### [DATA FOR THIS EXERCISE]
####################

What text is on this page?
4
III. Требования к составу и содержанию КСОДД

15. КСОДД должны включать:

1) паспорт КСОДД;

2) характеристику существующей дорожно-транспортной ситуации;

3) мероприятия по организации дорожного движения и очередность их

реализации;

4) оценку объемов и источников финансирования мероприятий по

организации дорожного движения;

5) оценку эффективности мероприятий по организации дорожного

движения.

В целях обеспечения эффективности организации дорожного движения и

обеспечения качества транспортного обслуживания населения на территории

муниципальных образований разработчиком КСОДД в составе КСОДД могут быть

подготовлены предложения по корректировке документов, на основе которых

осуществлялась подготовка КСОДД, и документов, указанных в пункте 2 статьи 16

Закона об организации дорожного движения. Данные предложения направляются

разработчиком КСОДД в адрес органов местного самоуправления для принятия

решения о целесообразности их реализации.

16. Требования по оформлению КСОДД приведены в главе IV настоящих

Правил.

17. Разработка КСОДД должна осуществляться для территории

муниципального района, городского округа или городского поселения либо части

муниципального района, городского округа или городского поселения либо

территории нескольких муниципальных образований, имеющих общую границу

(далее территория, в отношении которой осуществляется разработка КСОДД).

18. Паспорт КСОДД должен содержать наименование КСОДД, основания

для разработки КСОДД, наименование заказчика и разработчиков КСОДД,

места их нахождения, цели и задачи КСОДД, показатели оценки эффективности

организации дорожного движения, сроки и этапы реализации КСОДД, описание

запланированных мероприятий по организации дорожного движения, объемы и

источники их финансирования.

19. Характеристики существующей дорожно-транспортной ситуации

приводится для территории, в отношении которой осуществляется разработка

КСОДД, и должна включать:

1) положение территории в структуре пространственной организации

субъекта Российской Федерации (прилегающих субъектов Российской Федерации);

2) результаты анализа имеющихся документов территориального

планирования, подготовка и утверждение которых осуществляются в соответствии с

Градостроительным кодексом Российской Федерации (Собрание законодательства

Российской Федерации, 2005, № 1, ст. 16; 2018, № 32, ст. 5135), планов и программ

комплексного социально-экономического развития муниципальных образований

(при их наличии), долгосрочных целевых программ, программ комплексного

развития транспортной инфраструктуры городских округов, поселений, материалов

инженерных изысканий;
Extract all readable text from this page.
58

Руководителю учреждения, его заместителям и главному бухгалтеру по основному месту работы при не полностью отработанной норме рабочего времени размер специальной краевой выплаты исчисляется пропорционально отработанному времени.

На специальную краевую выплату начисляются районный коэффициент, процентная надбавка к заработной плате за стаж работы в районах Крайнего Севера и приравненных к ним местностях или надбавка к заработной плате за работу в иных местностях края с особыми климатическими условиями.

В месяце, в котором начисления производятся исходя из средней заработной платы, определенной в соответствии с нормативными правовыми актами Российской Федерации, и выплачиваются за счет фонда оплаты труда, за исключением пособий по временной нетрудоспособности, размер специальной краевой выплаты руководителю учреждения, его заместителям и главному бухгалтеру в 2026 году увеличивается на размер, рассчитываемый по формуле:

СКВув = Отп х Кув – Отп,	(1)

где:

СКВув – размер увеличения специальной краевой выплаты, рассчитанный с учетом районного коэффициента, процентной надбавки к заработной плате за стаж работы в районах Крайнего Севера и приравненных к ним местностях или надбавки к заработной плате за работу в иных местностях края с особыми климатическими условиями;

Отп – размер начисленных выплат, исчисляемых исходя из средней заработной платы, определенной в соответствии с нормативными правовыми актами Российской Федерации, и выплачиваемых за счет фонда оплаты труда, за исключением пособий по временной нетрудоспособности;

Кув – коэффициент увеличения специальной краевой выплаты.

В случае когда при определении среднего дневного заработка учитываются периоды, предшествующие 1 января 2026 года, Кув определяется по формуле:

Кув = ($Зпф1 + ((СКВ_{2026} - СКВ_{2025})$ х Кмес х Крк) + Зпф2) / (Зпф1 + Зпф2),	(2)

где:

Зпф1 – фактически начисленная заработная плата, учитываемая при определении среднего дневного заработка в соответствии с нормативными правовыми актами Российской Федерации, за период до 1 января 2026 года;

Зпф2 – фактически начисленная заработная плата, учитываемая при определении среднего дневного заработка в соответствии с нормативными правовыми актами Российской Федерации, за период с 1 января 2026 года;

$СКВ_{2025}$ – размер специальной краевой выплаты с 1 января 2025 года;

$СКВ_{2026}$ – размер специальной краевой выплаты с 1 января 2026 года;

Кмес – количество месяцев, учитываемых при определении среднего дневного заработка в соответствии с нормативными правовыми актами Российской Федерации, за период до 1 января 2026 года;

####################

### [EXERCISE BRIEF]
Print out every record again, exactly and in full.

### [FINISHED EXERCISE]
What text is on this page?
4
III. Требования к составу и содержанию КСОДД

15. КСОДД должны включать:

1) паспорт КСОДД;

2) характеристику существующей дорожно-транспортной ситуации;

3) мероприятия по организации дорожного движения и очередность их

реализации;

4) оценку объемов и источников финансирования мероприятий по

организации дорожного движения;

5) оценку эффективности мероприятий по организации дорожного

движения.

В целях обеспечения эффективности организации дорожного движения и

обеспечения качества транспортного обслуживания населения на территории

муниципальных образований разработчиком КСОДД в составе КСОДД могут быть

подготовлены предложения по корректировке документов, на основе которых

осуществлялась подготовка КСОДД, и документов, указанных в пункте 2 статьи 16

Закона об организации дорожного движения. Данные предложения направляются

разработчиком КСОДД в адрес органов местного самоуправления для принятия

решения о целесообразности их реализации.

16. Требования по оформлению КСОДД приведены в главе IV настоящих

Правил.

17. Разработка КСОДД должна осуществляться для территории

муниципального района, городского округа или городского поселения либо части

муниципального района, городского округа или городского поселения либо

территории нескольких муниципальных образований, имеющих общую границу

(далее территория, в отношении которой осуществляется разработка КСОДД).

18. Паспорт КСОДД должен содержать наименование КСОДД, основания

для разработки КСОДД, наименование заказчика и разработчиков КСОДД,

места их нахождения, цели и задачи КСОДД, показатели оценки эффективности

организации дорожного движения, сроки и этапы реализации КСОДД, описание

запланированных мероприятий по организации дорожного движения, объемы и

источники их финансирования.

19. Характеристики существующей дорожно-транспортной ситуации

приводится для территории, в отношении которой осуществляется разработка

КСОДД, и должна включать:

1) положение территории в структуре пространственной организации

субъекта Российской Федерации (прилегающих субъектов Российской Федерации);

2) результаты анализа имеющихся документов территориального

планирования, подготовка и утверждение которых осуществляются в соответствии с

Градостроительным кодексом Российской Федерации (Собрание законодательства

Российской Федерации, 2005, № 1, ст. 16; 2018, № 32, ст. 5135), планов и программ

комплексного социально-экономического развития муниципальных образований

(при их наличии), долгосрочных целевых программ, программ комплексного

развития транспортной инфраструктуры городских округов, поселений, материалов

инженерных изысканий;
Extract all readable text from this page.
58

Руководителю учреждения, его заместителям и главному бухгалтеру по основному месту работы при не полностью отработанной норме рабочего времени размер специальной краевой выплаты исчисляется пропорционально отработанному времени.

На специальную краевую выплату начисляются районный коэффициент, процентная надбавка к заработной плате за стаж работы в районах Крайнего Севера и приравненных к ним местностях или надбавка к заработной плате за работу в иных местностях края с особыми климатическими условиями.

В месяце, в котором начисления производятся исходя из средней заработной платы, определенной в соответствии с нормативными правовыми актами Российской Федерации, и выплачиваются за счет фонда оплаты труда, за исключением пособий по временной нетрудоспособности, размер специальной краевой выплаты руководителю учреждения, его заместителям и главному бухгалтеру в 2026 году увеличивается на размер, рассчитываемый по формуле:

СКВув = Отп х Кув – Отп,	(1)

где:

СКВув – размер увеличения специальной краевой выплаты, рассчитанный с учетом районного коэффициента, процентной надбавки к заработной плате за стаж работы в районах Крайнего Севера и приравненных к ним местностях или надбавки к заработной плате за работу в иных местностях края с особыми климатическими условиями;

Отп – размер начисленных выплат, исчисляемых исходя из средней заработной платы, определенной в соответствии с нормативными правовыми актами Российской Федерации, и выплачиваемых за счет фонда оплаты труда, за исключением пособий по временной нетрудоспособности;

Кув – коэффициент увеличения специальной краевой выплаты.

В случае когда при определении среднего дневного заработка учитываются периоды, предшествующие 1 января 2026 года, Кув определяется по формуле:

Кув = ($Зпф1 + ((СКВ_{2026} - СКВ_{2025})$ х Кмес х Крк) + Зпф2) / (Зпф1 + Зпф2),	(2)

где:

Зпф1 – фактически начисленная заработная плата, учитываемая при определении среднего дневного заработка в соответствии с нормативными правовыми актами Российской Федерации, за период до 1 января 2026 года;

Зпф2 – фактически начисленная заработная плата, учитываемая при определении среднего дневного заработка в соответствии с нормативными правовыми актами Российской Федерации, за период с 1 января 2026 года;

$СКВ_{2025}$ – размер специальной краевой выплаты с 1 января 2025 года;

$СКВ_{2026}$ – размер специальной краевой выплаты с 1 января 2026 года;

Кмес – количество месяцев, учитываемых при определении среднего дневного заработка в соответствии с нормативными правовыми актами Российской Федерации, за период до 1 января 2026 года;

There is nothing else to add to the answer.